WHAT YOU ARE ASKED TO DO: Reproduce all of the material word for word.

DATASET EXTRACT:
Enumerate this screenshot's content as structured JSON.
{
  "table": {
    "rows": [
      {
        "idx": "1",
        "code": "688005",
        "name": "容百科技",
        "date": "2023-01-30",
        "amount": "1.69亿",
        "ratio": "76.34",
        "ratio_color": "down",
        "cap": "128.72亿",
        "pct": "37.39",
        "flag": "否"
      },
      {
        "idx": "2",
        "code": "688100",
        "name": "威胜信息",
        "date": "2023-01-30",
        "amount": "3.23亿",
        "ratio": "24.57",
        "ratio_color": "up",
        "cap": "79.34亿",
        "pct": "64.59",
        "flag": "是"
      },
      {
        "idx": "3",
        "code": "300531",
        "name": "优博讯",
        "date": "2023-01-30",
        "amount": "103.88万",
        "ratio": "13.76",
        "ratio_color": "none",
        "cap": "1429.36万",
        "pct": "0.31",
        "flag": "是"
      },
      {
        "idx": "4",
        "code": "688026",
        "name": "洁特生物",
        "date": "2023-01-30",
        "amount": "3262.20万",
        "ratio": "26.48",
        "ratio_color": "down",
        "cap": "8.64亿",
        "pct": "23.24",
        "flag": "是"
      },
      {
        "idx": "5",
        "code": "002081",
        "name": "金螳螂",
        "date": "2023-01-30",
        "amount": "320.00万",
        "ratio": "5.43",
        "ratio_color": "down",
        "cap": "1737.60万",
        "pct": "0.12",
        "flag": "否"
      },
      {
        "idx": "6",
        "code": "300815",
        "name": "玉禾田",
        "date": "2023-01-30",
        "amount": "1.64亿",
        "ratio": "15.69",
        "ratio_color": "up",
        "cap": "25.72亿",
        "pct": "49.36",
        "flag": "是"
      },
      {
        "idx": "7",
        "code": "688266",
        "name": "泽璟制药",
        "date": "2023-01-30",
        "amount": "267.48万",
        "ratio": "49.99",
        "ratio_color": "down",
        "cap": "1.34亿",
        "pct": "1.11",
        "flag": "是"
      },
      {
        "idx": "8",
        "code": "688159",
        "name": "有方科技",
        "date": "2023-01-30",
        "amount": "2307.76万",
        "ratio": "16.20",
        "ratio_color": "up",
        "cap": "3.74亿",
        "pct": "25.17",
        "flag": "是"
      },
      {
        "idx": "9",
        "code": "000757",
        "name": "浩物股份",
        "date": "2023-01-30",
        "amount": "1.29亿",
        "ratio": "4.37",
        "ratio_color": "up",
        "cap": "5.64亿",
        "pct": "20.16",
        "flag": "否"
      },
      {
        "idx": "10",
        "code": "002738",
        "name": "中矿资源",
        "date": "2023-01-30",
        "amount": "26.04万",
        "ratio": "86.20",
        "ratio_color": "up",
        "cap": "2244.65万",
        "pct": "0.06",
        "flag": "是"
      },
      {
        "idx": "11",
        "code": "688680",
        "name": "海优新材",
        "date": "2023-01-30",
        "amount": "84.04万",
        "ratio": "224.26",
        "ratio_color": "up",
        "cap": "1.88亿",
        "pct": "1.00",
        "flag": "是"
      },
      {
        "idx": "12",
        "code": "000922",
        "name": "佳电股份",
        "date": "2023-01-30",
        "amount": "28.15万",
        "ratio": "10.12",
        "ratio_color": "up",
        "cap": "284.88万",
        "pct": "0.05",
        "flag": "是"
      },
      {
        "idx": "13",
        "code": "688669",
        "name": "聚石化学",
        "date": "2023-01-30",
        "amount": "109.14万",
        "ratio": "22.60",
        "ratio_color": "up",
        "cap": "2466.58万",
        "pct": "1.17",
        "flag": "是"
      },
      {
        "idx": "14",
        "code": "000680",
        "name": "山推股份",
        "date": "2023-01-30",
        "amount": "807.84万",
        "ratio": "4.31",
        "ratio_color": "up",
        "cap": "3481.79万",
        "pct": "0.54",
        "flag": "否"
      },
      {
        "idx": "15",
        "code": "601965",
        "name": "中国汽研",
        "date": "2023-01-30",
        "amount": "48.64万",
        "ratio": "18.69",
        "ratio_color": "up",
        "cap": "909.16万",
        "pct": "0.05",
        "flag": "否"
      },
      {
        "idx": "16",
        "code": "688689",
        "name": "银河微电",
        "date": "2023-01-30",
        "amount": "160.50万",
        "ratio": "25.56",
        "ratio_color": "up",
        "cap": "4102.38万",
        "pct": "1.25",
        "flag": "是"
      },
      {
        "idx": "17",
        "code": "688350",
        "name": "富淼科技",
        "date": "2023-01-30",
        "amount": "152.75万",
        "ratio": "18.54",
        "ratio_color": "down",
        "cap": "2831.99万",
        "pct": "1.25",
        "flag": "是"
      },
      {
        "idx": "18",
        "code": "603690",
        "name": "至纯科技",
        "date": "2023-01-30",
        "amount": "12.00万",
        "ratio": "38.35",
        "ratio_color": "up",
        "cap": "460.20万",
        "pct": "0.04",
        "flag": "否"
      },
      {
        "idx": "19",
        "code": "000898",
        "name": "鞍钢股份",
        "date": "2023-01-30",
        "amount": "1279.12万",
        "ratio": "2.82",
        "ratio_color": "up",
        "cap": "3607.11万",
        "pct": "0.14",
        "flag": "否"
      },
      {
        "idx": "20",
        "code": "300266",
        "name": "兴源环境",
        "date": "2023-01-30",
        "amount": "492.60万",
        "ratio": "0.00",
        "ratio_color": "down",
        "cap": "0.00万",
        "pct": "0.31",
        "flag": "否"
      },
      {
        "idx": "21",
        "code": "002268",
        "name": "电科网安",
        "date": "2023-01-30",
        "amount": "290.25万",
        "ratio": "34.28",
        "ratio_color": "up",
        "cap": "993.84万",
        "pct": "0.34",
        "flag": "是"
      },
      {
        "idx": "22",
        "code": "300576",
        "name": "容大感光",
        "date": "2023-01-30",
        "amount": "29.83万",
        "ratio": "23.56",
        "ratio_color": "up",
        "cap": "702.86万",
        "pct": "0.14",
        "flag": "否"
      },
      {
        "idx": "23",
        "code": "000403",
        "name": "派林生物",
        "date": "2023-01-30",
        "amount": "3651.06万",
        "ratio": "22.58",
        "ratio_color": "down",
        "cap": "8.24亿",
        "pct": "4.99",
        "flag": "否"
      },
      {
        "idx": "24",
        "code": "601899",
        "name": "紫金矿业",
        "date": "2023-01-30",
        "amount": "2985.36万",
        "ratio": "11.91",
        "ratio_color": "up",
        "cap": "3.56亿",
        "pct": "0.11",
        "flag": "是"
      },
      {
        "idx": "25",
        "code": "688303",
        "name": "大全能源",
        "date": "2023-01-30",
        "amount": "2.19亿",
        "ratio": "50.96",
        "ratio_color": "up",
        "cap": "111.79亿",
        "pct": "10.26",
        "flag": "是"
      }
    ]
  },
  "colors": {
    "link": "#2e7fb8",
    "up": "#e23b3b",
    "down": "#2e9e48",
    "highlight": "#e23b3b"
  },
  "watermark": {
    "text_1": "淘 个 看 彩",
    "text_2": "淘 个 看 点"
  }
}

TASK OUTPUT:
Enumerate this screenshot's content as structured JSON.
{
  "table": {
    "rows": [
      {
        "idx": "1",
        "code": "688005",
        "name": "容百科技",
        "date": "2023-01-30",
        "amount": "1.69亿",
        "ratio": "76.34",
        "ratio_color": "down",
        "cap": "128.72亿",
        "pct": "37.39",
        "flag": "否"
      },
      {
        "idx": "2",
        "code": "688100",
        "name": "威胜信息",
        "date": "2023-01-30",
        "amount": "3.23亿",
        "ratio": "24.57",
        "ratio_color": "up",
        "cap": "79.34亿",
        "pct": "64.59",
        "flag": "是"
      },
      {
        "idx": "3",
        "code": "300531",
        "name": "优博讯",
        "date": "2023-01-30",
        "amount": "103.88万",
        "ratio": "13.76",
        "ratio_color": "none",
        "cap": "1429.36万",
        "pct": "0.31",
        "flag": "是"
      },
      {
        "idx": "4",
        "code": "688026",
        "name": "洁特生物",
        "date": "2023-01-30",
        "amount": "3262.20万",
        "ratio": "26.48",
        "ratio_color": "down",
        "cap": "8.64亿",
        "pct": "23.24",
        "flag": "是"
      },
      {
        "idx": "5",
        "code": "002081",
        "name": "金螳螂",
        "date": "2023-01-30",
        "amount": "320.00万",
        "ratio": "5.43",
        "ratio_color": "down",
        "cap": "1737.60万",
        "pct": "0.12",
        "flag": "否"
      },
      {
        "idx": "6",
        "code": "300815",
        "name": "玉禾田",
        "date": "2023-01-30",
        "amount": "1.64亿",
        "ratio": "15.69",
        "ratio_color": "up",
        "cap": "25.72亿",
        "pct": "49.36",
        "flag": "是"
      },
      {
        "idx": "7",
        "code": "688266",
        "name": "泽璟制药",
        "date": "2023-01-30",
        "amount": "267.48万",
        "ratio": "49.99",
        "ratio_color": "down",
        "cap": "1.34亿",
        "pct": "1.11",
        "flag": "是"
      },
      {
        "idx": "8",
        "code": "688159",
        "name": "有方科技",
        "date": "2023-01-30",
        "amount": "2307.76万",
        "ratio": "16.20",
        "ratio_color": "up",
        "cap": "3.74亿",
        "pct": "25.17",
        "flag": "是"
      },
      {
        "idx": "9",
        "code": "000757",
        "name": "浩物股份",
        "date": "2023-01-30",
        "amount": "1.29亿",
        "ratio": "4.37",
        "ratio_color": "up",
        "cap": "5.64亿",
        "pct": "20.16",
        "flag": "否"
      },
      {
        "idx": "10",
        "code": "002738",
        "name": "中矿资源",
        "date": "2023-01-30",
        "amount": "26.04万",
        "ratio": "86.20",
        "ratio_color": "up",
        "cap": "2244.65万",
        "pct": "0.06",
        "flag": "是"
      },
      {
        "idx": "11",
        "code": "688680",
        "name": "海优新材",
        "date": "2023-01-30",
        "amount": "84.04万",
        "ratio": "224.26",
        "ratio_color": "up",
        "cap": "1.88亿",
        "pct": "1.00",
        "flag": "是"
      },
      {
        "idx": "12",
        "code": "000922",
        "name": "佳电股份",
        "date": "2023-01-30",
        "amount": "28.15万",
        "ratio": "10.12",
        "ratio_color": "up",
        "cap": "284.88万",
        "pct": "0.05",
        "flag": "是"
      },
      {
        "idx": "13",
        "code": "688669",
        "name": "聚石化学",
        "date": "2023-01-30",
        "amount": "109.14万",
        "ratio": "22.60",
        "ratio_color": "up",
        "cap": "2466.58万",
        "pct": "1.17",
        "flag": "是"
      },
      {
        "idx": "14",
        "code": "000680",
        "name": "山推股份",
        "date": "2023-01-30",
        "amount": "807.84万",
        "ratio": "4.31",
        "ratio_color": "up",
        "cap": "3481.79万",
        "pct": "0.54",
        "flag": "否"
      },
      {
        "idx": "15",
        "code": "601965",
        "name": "中国汽研",
        "date": "2023-01-30",
        "amount": "48.64万",
        "ratio": "18.69",
        "ratio_color": "up",
        "cap": "909.16万",
        "pct": "0.05",
        "flag": "否"
      },
      {
        "idx": "16",
        "code": "688689",
        "name": "银河微电",
        "date": "2023-01-30",
        "amount": "160.50万",
        "ratio": "25.56",
        "ratio_color": "up",
        "cap": "4102.38万",
        "pct": "1.25",
        "flag": "是"
      },
      {
        "idx": "17",
        "code": "688350",
        "name": "富淼科技",
        "date": "2023-01-30",
        "amount": "152.75万",
        "ratio": "18.54",
        "ratio_color": "down",
        "cap": "2831.99万",
        "pct": "1.25",
        "flag": "是"
      },
      {
        "idx": "18",
        "code": "603690",
        "name": "至纯科技",
        "date": "2023-01-30",
        "amount": "12.00万",
        "ratio": "38.35",
        "ratio_color": "up",
        "cap": "460.20万",
        "pct": "0.04",
        "flag": "否"
      },
      {
        "idx": "19",
        "code": "000898",
        "name": "鞍钢股份",
        "date": "2023-01-30",
        "amount": "1279.12万",
        "ratio": "2.82",
        "ratio_color": "up",
        "cap": "3607.11万",
        "pct": "0.14",
        "flag": "否"
      },
      {
        "idx": "20",
        "code": "300266",
        "name": "兴源环境",
        "date": "2023-01-30",
        "amount": "492.60万",
        "ratio": "0.00",
        "ratio_color": "down",
        "cap": "0.00万",
        "pct": "0.31",
        "flag": "否"
      },
      {
        "idx": "21",
        "code": "002268",
        "name": "电科网安",
        "date": "2023-01-30",
        "amount": "290.25万",
        "ratio": "34.28",
        "ratio_color": "up",
        "cap": "993.84万",
        "pct": "0.34",
        "flag": "是"
      },
      {
        "idx": "22",
        "code": "300576",
        "name": "容大感光",
        "date": "2023-01-30",
        "amount": "29.83万",
        "ratio": "23.56",
        "ratio_color": "up",
        "cap": "702.86万",
        "pct": "0.14",
        "flag": "否"
      },
      {
        "idx": "23",
        "code": "000403",
        "name": "派林生物",
        "date": "2023-01-30",
        "amount": "3651.06万",
        "ratio": "22.58",
        "ratio_color": "down",
        "cap": "8.24亿",
        "pct": "4.99",
        "flag": "否"
      },
      {
        "idx": "24",
        "code": "601899",
        "name": "紫金矿业",
        "date": "2023-01-30",
        "amount": "2985.36万",
        "ratio": "11.91",
        "ratio_color": "up",
        "cap": "3.56亿",
        "pct": "0.11",
        "flag": "是"
      },
      {
        "idx": "25",
        "code": "688303",
        "name": "大全能源",
        "date": "2023-01-30",
        "amount": "2.19亿",
        "ratio": "50.96",
        "ratio_color": "up",
        "cap": "111.79亿",
        "pct": "10.26",
        "flag": "是"
      }
    ]
  },
  "colors": {
    "link": "#2e7fb8",
    "up": "#e23b3b",
    "down": "#2e9e48",
    "highlight": "#e23b3b"
  },
  "watermark": {
    "text_1": "淘 个 看 彩",
    "text_2": "淘 个 看 点"
  }
}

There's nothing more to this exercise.